%%
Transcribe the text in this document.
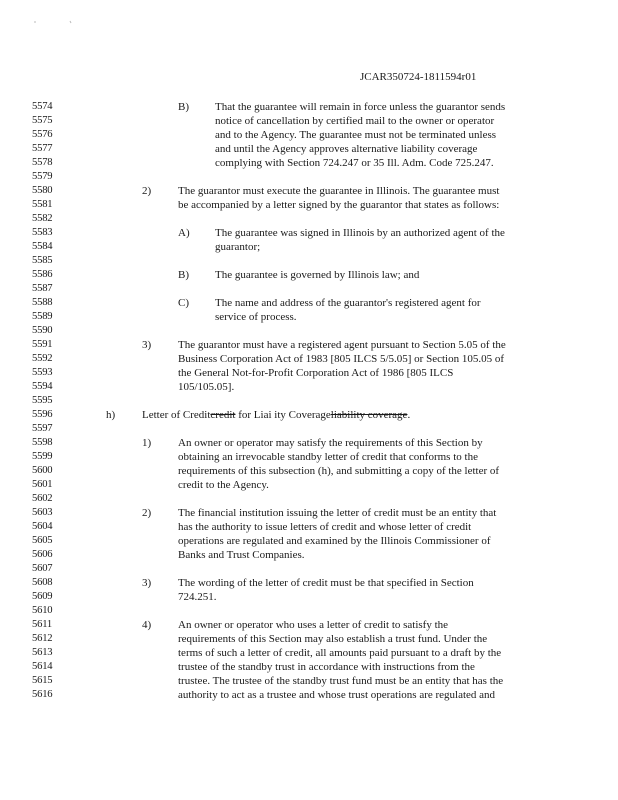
JCAR350724-1811594r01
5574
5575
5576
5577
5578
5579
5580
5581
5582
5583
5584
5585
5586
5587
5588
5589
5590
5591
5592
5593
5594
5595
5596
5597
5598
5599
5600
5601
5602
5603
5604
5605
5606
5607
5608
5609
5610
5611
5612
5613
5614
5615
5616
B) That the guarantee will remain in force unless the guarantor sends
notice of cancellation by certified mail to the owner or operator
and to the Agency. The guarantee must not be terminated unless
and until the Agency approves alternative liability coverage
complying with Section 724.247 or 35 Ill. Adm. Code 725.247.
2) The guarantor must execute the guarantee in Illinois. The guarantee must
be accompanied by a letter signed by the guarantor that states as follows:
A) The guarantee was signed in Illinois by an authorized agent of the
guarantor;
B) The guarantee is governed by Illinois law; and
C) The name and address of the guarantor's registered agent for
service of process.
3) The guarantor must have a registered agent pursuant to Section 5.05 of the
Business Corporation Act of 1983 [805 ILCS 5/5.05] or Section 105.05 of
the General Not-for-Profit Corporation Act of 1986 [805 ILCS
105/105.05].
h) Letter of Creditcredit for Liai ity Coverageliability coverage.
1) An owner or operator may satisfy the requirements of this Section by
obtaining an irrevocable standby letter of credit that conforms to the
requirements of this subsection (h), and submitting a copy of the letter of
credit to the Agency.
2) The financial institution issuing the letter of credit must be an entity that
has the authority to issue letters of credit and whose letter of credit
operations are regulated and examined by the Illinois Commissioner of
Banks and Trust Companies.
3) The wording of the letter of credit must be that specified in Section
724.251.
4) An owner or operator who uses a letter of credit to satisfy the
requirements of this Section may also establish a trust fund. Under the
terms of such a letter of credit, all amounts paid pursuant to a draft by the
trustee of the standby trust in accordance with instructions from the
trustee. The trustee of the standby trust fund must be an entity that has the
authority to act as a trustee and whose trust operations are regulated and
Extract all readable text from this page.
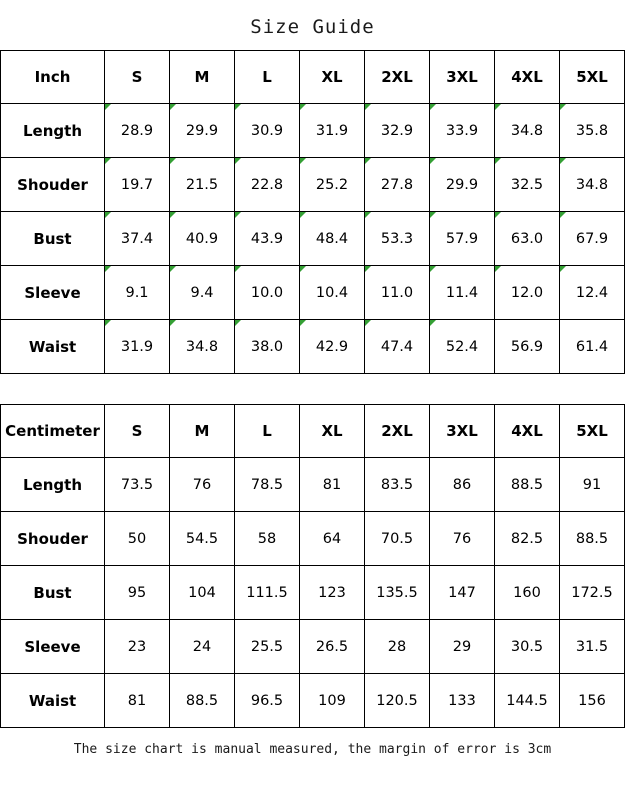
Size Guide
Inch	S	M	L	XL	2XL	3XL	4XL	5XL
Length	28.9	29.9	30.9	31.9	32.9	33.9	34.8	35.8
Shouder	19.7	21.5	22.8	25.2	27.8	29.9	32.5	34.8
Bust	37.4	40.9	43.9	48.4	53.3	57.9	63.0	67.9
Sleeve	9.1	9.4	10.0	10.4	11.0	11.4	12.0	12.4
Waist	31.9	34.8	38.0	42.9	47.4	52.4	56.9	61.4
Centimeter	S	M	L	XL	2XL	3XL	4XL	5XL
Length	73.5	76	78.5	81	83.5	86	88.5	91
Shouder	50	54.5	58	64	70.5	76	82.5	88.5
Bust	95	104	111.5	123	135.5	147	160	172.5
Sleeve	23	24	25.5	26.5	28	29	30.5	31.5
Waist	81	88.5	96.5	109	120.5	133	144.5	156
The size chart is manual measured, the margin of error is 3cm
%%
[Do this] Each entry shown above must be quoted exactly, with its pictures left out.

[Answer for this exercise]
Transcribe the text in this document.
JCAR350724-1811594r01
5574
5575
5576
5577
5578
5579
5580
5581
5582
5583
5584
5585
5586
5587
5588
5589
5590
5591
5592
5593
5594
5595
5596
5597
5598
5599
5600
5601
5602
5603
5604
5605
5606
5607
5608
5609
5610
5611
5612
5613
5614
5615
5616
B) That the guarantee will remain in force unless the guarantor sends
notice of cancellation by certified mail to the owner or operator
and to the Agency. The guarantee must not be terminated unless
and until the Agency approves alternative liability coverage
complying with Section 724.247 or 35 Ill. Adm. Code 725.247.
2) The guarantor must execute the guarantee in Illinois. The guarantee must
be accompanied by a letter signed by the guarantor that states as follows:
A) The guarantee was signed in Illinois by an authorized agent of the
guarantor;
B) The guarantee is governed by Illinois law; and
C) The name and address of the guarantor's registered agent for
service of process.
3) The guarantor must have a registered agent pursuant to Section 5.05 of the
Business Corporation Act of 1983 [805 ILCS 5/5.05] or Section 105.05 of
the General Not-for-Profit Corporation Act of 1986 [805 ILCS
105/105.05].
h) Letter of Creditcredit for Liai ity Coverageliability coverage.
1) An owner or operator may satisfy the requirements of this Section by
obtaining an irrevocable standby letter of credit that conforms to the
requirements of this subsection (h), and submitting a copy of the letter of
credit to the Agency.
2) The financial institution issuing the letter of credit must be an entity that
has the authority to issue letters of credit and whose letter of credit
operations are regulated and examined by the Illinois Commissioner of
Banks and Trust Companies.
3) The wording of the letter of credit must be that specified in Section
724.251.
4) An owner or operator who uses a letter of credit to satisfy the
requirements of this Section may also establish a trust fund. Under the
terms of such a letter of credit, all amounts paid pursuant to a draft by the
trustee of the standby trust in accordance with instructions from the
trustee. The trustee of the standby trust fund must be an entity that has the
authority to act as a trustee and whose trust operations are regulated and
Extract all readable text from this page.
Size Guide
Inch	S	M	L	XL	2XL	3XL	4XL	5XL
Length	28.9	29.9	30.9	31.9	32.9	33.9	34.8	35.8
Shouder	19.7	21.5	22.8	25.2	27.8	29.9	32.5	34.8
Bust	37.4	40.9	43.9	48.4	53.3	57.9	63.0	67.9
Sleeve	9.1	9.4	10.0	10.4	11.0	11.4	12.0	12.4
Waist	31.9	34.8	38.0	42.9	47.4	52.4	56.9	61.4
Centimeter	S	M	L	XL	2XL	3XL	4XL	5XL
Length	73.5	76	78.5	81	83.5	86	88.5	91
Shouder	50	54.5	58	64	70.5	76	82.5	88.5
Bust	95	104	111.5	123	135.5	147	160	172.5
Sleeve	23	24	25.5	26.5	28	29	30.5	31.5
Waist	81	88.5	96.5	109	120.5	133	144.5	156
The size chart is manual measured, the margin of error is 3cm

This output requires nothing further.